*What to work on:* Present each line of the entries below that holds the word "Training".

============================================================

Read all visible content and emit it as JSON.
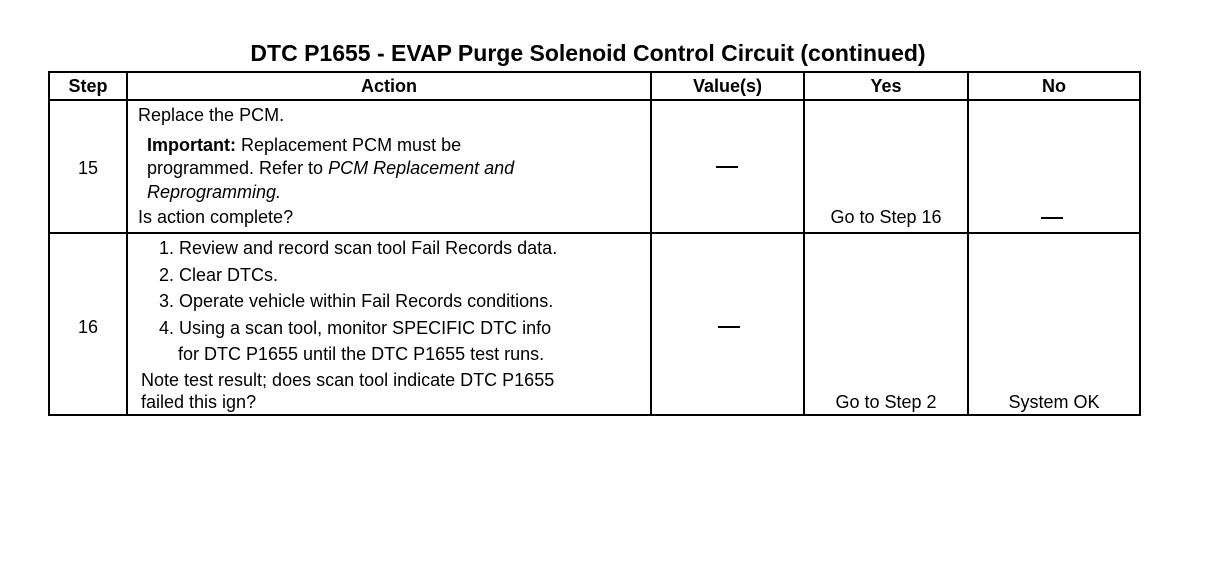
{
  "title": "DTC P1655 - EVAP Purge Solenoid Control Circuit (continued)",
  "headers": [
    "Step",
    "Action",
    "Value(s)",
    "Yes",
    "No"
  ],
  "rows": [
    {
      "step": "15",
      "action": {
        "line1": "Replace the PCM.",
        "important_label": "Important:",
        "important_text": " Replacement PCM must be",
        "line3a": "programmed. Refer to ",
        "line3b": "PCM Replacement and",
        "line4": "Reprogramming.",
        "question": "Is action complete?"
      },
      "value": "—",
      "yes": "Go to Step 16",
      "no": "—"
    },
    {
      "step": "16",
      "action": {
        "items": [
          "1. Review and record scan tool Fail Records data.",
          "2. Clear DTCs.",
          "3. Operate vehicle within Fail Records conditions.",
          "4. Using a scan tool, monitor SPECIFIC DTC info",
          "for DTC P1655 until the DTC P1655 test runs."
        ],
        "question1": "Note test result; does scan tool indicate DTC P1655",
        "question2": "failed this ign?"
      },
      "value": "—",
      "yes": "Go to Step 2",
      "no": "System OK"
    }
  ]
}
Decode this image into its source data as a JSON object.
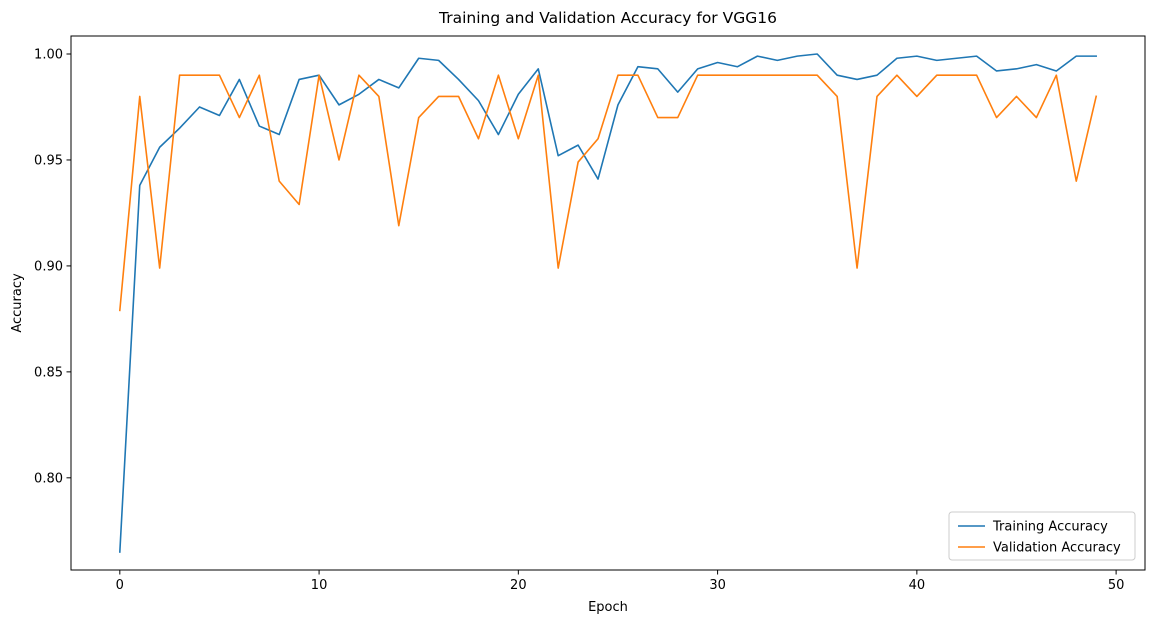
{
  "chart_data": {
    "type": "line",
    "title": "Training and Validation Accuracy for VGG16",
    "xlabel": "Epoch",
    "ylabel": "Accuracy",
    "xlim": [
      -2.45,
      51.45
    ],
    "ylim": [
      0.7565,
      1.0085
    ],
    "xticks": [
      0,
      10,
      20,
      30,
      40,
      50
    ],
    "yticks": [
      0.8,
      0.85,
      0.9,
      0.95,
      1.0
    ],
    "xtick_labels": [
      "0",
      "10",
      "20",
      "30",
      "40",
      "50"
    ],
    "ytick_labels": [
      "0.80",
      "0.85",
      "0.90",
      "0.95",
      "1.00"
    ],
    "grid": false,
    "legend_position": "lower-right",
    "x": [
      0,
      1,
      2,
      3,
      4,
      5,
      6,
      7,
      8,
      9,
      10,
      11,
      12,
      13,
      14,
      15,
      16,
      17,
      18,
      19,
      20,
      21,
      22,
      23,
      24,
      25,
      26,
      27,
      28,
      29,
      30,
      31,
      32,
      33,
      34,
      35,
      36,
      37,
      38,
      39,
      40,
      41,
      42,
      43,
      44,
      45,
      46,
      47,
      48,
      49
    ],
    "series": [
      {
        "name": "Training Accuracy",
        "color": "#1f77b4",
        "values": [
          0.765,
          0.938,
          0.956,
          0.965,
          0.975,
          0.971,
          0.988,
          0.966,
          0.962,
          0.988,
          0.99,
          0.976,
          0.981,
          0.988,
          0.984,
          0.998,
          0.997,
          0.988,
          0.978,
          0.962,
          0.981,
          0.993,
          0.952,
          0.957,
          0.941,
          0.976,
          0.994,
          0.993,
          0.982,
          0.993,
          0.996,
          0.994,
          0.999,
          0.997,
          0.999,
          1.0,
          0.99,
          0.988,
          0.99,
          0.998,
          0.999,
          0.997,
          0.998,
          0.999,
          0.992,
          0.993,
          0.995,
          0.992,
          0.999,
          0.999
        ]
      },
      {
        "name": "Validation Accuracy",
        "color": "#ff7f0e",
        "values": [
          0.879,
          0.98,
          0.899,
          0.99,
          0.99,
          0.99,
          0.97,
          0.99,
          0.94,
          0.929,
          0.99,
          0.95,
          0.99,
          0.98,
          0.919,
          0.97,
          0.98,
          0.98,
          0.96,
          0.99,
          0.96,
          0.99,
          0.899,
          0.949,
          0.96,
          0.99,
          0.99,
          0.97,
          0.97,
          0.99,
          0.99,
          0.99,
          0.99,
          0.99,
          0.99,
          0.99,
          0.98,
          0.899,
          0.98,
          0.99,
          0.98,
          0.99,
          0.99,
          0.99,
          0.97,
          0.98,
          0.97,
          0.99,
          0.94,
          0.98
        ]
      }
    ]
  }
}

============================================================

*The answer:*
    "title": "Training and Validation Accuracy for VGG16",
        "name": "Training Accuracy",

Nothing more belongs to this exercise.